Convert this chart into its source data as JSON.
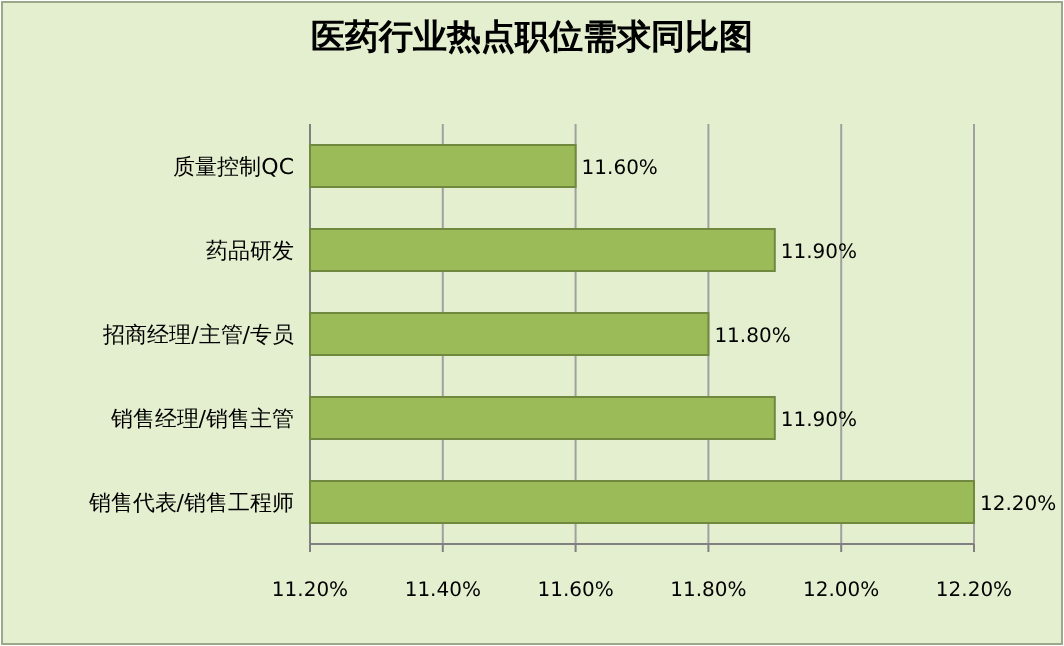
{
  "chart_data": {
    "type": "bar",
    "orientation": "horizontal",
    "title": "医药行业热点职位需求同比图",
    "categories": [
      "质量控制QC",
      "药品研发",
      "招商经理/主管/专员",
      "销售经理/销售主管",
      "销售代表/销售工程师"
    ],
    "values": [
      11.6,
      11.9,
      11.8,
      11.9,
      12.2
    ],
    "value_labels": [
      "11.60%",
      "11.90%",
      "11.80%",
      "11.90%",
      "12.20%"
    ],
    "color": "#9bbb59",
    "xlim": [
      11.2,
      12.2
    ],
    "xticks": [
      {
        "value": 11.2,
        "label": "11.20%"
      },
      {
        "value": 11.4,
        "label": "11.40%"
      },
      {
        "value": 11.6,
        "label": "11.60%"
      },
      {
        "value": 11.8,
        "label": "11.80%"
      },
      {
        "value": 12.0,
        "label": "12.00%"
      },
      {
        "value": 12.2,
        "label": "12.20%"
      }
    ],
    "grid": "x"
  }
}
• • • • • • •
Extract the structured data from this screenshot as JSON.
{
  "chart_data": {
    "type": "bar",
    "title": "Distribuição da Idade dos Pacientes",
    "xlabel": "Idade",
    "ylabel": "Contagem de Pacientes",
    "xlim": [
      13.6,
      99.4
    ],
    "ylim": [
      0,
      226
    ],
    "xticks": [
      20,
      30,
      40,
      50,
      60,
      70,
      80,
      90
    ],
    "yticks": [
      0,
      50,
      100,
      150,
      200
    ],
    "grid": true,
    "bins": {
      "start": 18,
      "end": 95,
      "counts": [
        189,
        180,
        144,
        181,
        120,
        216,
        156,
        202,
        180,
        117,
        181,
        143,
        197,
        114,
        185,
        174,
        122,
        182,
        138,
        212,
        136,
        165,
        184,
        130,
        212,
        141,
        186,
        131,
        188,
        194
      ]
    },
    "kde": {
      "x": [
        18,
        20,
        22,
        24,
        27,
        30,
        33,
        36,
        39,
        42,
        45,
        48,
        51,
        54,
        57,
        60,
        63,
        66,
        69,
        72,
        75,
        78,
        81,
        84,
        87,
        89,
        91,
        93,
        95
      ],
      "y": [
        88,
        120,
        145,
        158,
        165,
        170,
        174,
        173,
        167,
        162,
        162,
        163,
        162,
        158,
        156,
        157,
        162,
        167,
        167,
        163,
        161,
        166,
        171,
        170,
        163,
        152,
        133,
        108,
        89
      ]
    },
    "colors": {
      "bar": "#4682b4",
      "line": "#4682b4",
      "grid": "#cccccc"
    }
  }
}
• • • • • • •
__WHAT IS EXPECTED__.
Only the number is needed: state how many lines in the listing contain "Idade".

__TASK ANSWER__.
2